• [WRITTEN INSTRUCTION]
Without omitting anything, retype the data that follows.
Start LISTING
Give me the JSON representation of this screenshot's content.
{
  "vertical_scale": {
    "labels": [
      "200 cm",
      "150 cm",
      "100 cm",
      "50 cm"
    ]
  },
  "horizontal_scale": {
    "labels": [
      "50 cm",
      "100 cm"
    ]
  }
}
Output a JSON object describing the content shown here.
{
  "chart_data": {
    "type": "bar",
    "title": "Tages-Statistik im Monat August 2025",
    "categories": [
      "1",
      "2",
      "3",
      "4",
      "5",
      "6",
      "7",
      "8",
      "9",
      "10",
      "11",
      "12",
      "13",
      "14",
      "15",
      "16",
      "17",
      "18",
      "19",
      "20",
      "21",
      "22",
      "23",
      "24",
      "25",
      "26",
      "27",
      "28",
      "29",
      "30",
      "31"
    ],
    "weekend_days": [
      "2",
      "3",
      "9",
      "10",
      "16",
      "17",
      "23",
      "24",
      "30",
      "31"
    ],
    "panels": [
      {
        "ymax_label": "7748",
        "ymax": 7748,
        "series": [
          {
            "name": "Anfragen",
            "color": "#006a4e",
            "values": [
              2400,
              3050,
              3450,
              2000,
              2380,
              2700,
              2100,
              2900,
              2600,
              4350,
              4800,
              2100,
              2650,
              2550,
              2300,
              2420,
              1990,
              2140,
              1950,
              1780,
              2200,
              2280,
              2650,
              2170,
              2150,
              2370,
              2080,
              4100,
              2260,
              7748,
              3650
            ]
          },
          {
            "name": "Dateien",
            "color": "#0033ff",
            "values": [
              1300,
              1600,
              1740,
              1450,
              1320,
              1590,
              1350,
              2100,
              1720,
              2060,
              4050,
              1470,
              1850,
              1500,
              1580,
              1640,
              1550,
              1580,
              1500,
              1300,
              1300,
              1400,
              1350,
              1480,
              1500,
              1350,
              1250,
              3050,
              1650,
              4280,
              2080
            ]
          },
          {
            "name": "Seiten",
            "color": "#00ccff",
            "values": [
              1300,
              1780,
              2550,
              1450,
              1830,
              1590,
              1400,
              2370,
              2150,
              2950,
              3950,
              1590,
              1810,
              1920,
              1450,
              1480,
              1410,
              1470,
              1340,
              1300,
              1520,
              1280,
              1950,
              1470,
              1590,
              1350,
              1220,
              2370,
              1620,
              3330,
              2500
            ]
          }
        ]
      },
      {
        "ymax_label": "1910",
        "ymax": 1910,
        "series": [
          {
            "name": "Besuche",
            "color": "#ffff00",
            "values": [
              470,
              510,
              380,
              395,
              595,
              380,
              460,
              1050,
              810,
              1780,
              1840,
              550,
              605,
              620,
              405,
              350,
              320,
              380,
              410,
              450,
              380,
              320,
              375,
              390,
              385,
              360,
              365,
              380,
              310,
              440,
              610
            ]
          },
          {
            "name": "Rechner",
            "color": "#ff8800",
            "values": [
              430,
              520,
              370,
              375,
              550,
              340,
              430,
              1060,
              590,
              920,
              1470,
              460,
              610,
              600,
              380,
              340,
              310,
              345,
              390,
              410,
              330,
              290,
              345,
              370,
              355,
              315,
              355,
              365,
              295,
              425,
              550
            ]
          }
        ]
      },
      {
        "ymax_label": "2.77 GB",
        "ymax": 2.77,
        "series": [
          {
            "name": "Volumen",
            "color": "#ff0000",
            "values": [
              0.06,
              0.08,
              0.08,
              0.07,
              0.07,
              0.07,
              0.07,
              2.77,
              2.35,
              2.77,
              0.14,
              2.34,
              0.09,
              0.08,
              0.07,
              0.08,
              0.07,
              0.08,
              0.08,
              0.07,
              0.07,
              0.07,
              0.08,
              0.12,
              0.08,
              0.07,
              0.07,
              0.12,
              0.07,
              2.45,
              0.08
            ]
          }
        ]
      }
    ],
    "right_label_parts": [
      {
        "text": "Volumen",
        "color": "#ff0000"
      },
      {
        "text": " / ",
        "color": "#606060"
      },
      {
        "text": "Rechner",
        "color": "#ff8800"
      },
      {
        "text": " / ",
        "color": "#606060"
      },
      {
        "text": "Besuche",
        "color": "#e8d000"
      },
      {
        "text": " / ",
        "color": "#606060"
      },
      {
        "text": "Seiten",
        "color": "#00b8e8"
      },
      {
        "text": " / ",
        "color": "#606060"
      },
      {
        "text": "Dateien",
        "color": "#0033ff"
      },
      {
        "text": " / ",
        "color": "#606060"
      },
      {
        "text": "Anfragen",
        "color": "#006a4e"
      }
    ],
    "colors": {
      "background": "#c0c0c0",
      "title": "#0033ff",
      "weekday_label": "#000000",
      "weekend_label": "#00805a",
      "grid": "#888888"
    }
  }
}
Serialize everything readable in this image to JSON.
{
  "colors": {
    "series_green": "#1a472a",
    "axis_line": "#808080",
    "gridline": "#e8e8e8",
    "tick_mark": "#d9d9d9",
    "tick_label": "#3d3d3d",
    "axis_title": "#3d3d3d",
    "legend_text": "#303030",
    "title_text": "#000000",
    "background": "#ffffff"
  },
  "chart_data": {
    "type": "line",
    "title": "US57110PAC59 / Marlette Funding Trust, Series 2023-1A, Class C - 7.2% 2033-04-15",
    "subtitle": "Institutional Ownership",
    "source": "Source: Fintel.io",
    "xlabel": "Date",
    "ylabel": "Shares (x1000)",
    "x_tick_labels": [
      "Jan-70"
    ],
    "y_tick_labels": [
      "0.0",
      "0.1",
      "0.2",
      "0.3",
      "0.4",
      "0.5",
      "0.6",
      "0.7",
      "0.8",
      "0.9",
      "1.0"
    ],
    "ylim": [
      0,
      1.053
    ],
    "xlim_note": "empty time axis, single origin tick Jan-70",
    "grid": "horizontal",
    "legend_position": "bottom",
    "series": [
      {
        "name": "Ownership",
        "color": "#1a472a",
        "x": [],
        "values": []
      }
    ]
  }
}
End LISTING
• [WRITTEN REPLY]
Give me the JSON representation of this screenshot's content.
{
  "vertical_scale": {
    "labels": [
      "200 cm",
      "150 cm",
      "100 cm",
      "50 cm"
    ]
  },
  "horizontal_scale": {
    "labels": [
      "50 cm",
      "100 cm"
    ]
  }
}
Output a JSON object describing the content shown here.
{
  "chart_data": {
    "type": "bar",
    "title": "Tages-Statistik im Monat August 2025",
    "categories": [
      "1",
      "2",
      "3",
      "4",
      "5",
      "6",
      "7",
      "8",
      "9",
      "10",
      "11",
      "12",
      "13",
      "14",
      "15",
      "16",
      "17",
      "18",
      "19",
      "20",
      "21",
      "22",
      "23",
      "24",
      "25",
      "26",
      "27",
      "28",
      "29",
      "30",
      "31"
    ],
    "weekend_days": [
      "2",
      "3",
      "9",
      "10",
      "16",
      "17",
      "23",
      "24",
      "30",
      "31"
    ],
    "panels": [
      {
        "ymax_label": "7748",
        "ymax": 7748,
        "series": [
          {
            "name": "Anfragen",
            "color": "#006a4e",
            "values": [
              2400,
              3050,
              3450,
              2000,
              2380,
              2700,
              2100,
              2900,
              2600,
              4350,
              4800,
              2100,
              2650,
              2550,
              2300,
              2420,
              1990,
              2140,
              1950,
              1780,
              2200,
              2280,
              2650,
              2170,
              2150,
              2370,
              2080,
              4100,
              2260,
              7748,
              3650
            ]
          },
          {
            "name": "Dateien",
            "color": "#0033ff",
            "values": [
              1300,
              1600,
              1740,
              1450,
              1320,
              1590,
              1350,
              2100,
              1720,
              2060,
              4050,
              1470,
              1850,
              1500,
              1580,
              1640,
              1550,
              1580,
              1500,
              1300,
              1300,
              1400,
              1350,
              1480,
              1500,
              1350,
              1250,
              3050,
              1650,
              4280,
              2080
            ]
          },
          {
            "name": "Seiten",
            "color": "#00ccff",
            "values": [
              1300,
              1780,
              2550,
              1450,
              1830,
              1590,
              1400,
              2370,
              2150,
              2950,
              3950,
              1590,
              1810,
              1920,
              1450,
              1480,
              1410,
              1470,
              1340,
              1300,
              1520,
              1280,
              1950,
              1470,
              1590,
              1350,
              1220,
              2370,
              1620,
              3330,
              2500
            ]
          }
        ]
      },
      {
        "ymax_label": "1910",
        "ymax": 1910,
        "series": [
          {
            "name": "Besuche",
            "color": "#ffff00",
            "values": [
              470,
              510,
              380,
              395,
              595,
              380,
              460,
              1050,
              810,
              1780,
              1840,
              550,
              605,
              620,
              405,
              350,
              320,
              380,
              410,
              450,
              380,
              320,
              375,
              390,
              385,
              360,
              365,
              380,
              310,
              440,
              610
            ]
          },
          {
            "name": "Rechner",
            "color": "#ff8800",
            "values": [
              430,
              520,
              370,
              375,
              550,
              340,
              430,
              1060,
              590,
              920,
              1470,
              460,
              610,
              600,
              380,
              340,
              310,
              345,
              390,
              410,
              330,
              290,
              345,
              370,
              355,
              315,
              355,
              365,
              295,
              425,
              550
            ]
          }
        ]
      },
      {
        "ymax_label": "2.77 GB",
        "ymax": 2.77,
        "series": [
          {
            "name": "Volumen",
            "color": "#ff0000",
            "values": [
              0.06,
              0.08,
              0.08,
              0.07,
              0.07,
              0.07,
              0.07,
              2.77,
              2.35,
              2.77,
              0.14,
              2.34,
              0.09,
              0.08,
              0.07,
              0.08,
              0.07,
              0.08,
              0.08,
              0.07,
              0.07,
              0.07,
              0.08,
              0.12,
              0.08,
              0.07,
              0.07,
              0.12,
              0.07,
              2.45,
              0.08
            ]
          }
        ]
      }
    ],
    "right_label_parts": [
      {
        "text": "Volumen",
        "color": "#ff0000"
      },
      {
        "text": " / ",
        "color": "#606060"
      },
      {
        "text": "Rechner",
        "color": "#ff8800"
      },
      {
        "text": " / ",
        "color": "#606060"
      },
      {
        "text": "Besuche",
        "color": "#e8d000"
      },
      {
        "text": " / ",
        "color": "#606060"
      },
      {
        "text": "Seiten",
        "color": "#00b8e8"
      },
      {
        "text": " / ",
        "color": "#606060"
      },
      {
        "text": "Dateien",
        "color": "#0033ff"
      },
      {
        "text": " / ",
        "color": "#606060"
      },
      {
        "text": "Anfragen",
        "color": "#006a4e"
      }
    ],
    "colors": {
      "background": "#c0c0c0",
      "title": "#0033ff",
      "weekday_label": "#000000",
      "weekend_label": "#00805a",
      "grid": "#888888"
    }
  }
}
Serialize everything readable in this image to JSON.
{
  "colors": {
    "series_green": "#1a472a",
    "axis_line": "#808080",
    "gridline": "#e8e8e8",
    "tick_mark": "#d9d9d9",
    "tick_label": "#3d3d3d",
    "axis_title": "#3d3d3d",
    "legend_text": "#303030",
    "title_text": "#000000",
    "background": "#ffffff"
  },
  "chart_data": {
    "type": "line",
    "title": "US57110PAC59 / Marlette Funding Trust, Series 2023-1A, Class C - 7.2% 2033-04-15",
    "subtitle": "Institutional Ownership",
    "source": "Source: Fintel.io",
    "xlabel": "Date",
    "ylabel": "Shares (x1000)",
    "x_tick_labels": [
      "Jan-70"
    ],
    "y_tick_labels": [
      "0.0",
      "0.1",
      "0.2",
      "0.3",
      "0.4",
      "0.5",
      "0.6",
      "0.7",
      "0.8",
      "0.9",
      "1.0"
    ],
    "ylim": [
      0,
      1.053
    ],
    "xlim_note": "empty time axis, single origin tick Jan-70",
    "grid": "horizontal",
    "legend_position": "bottom",
    "series": [
      {
        "name": "Ownership",
        "color": "#1a472a",
        "x": [],
        "values": []
      }
    ]
  }
}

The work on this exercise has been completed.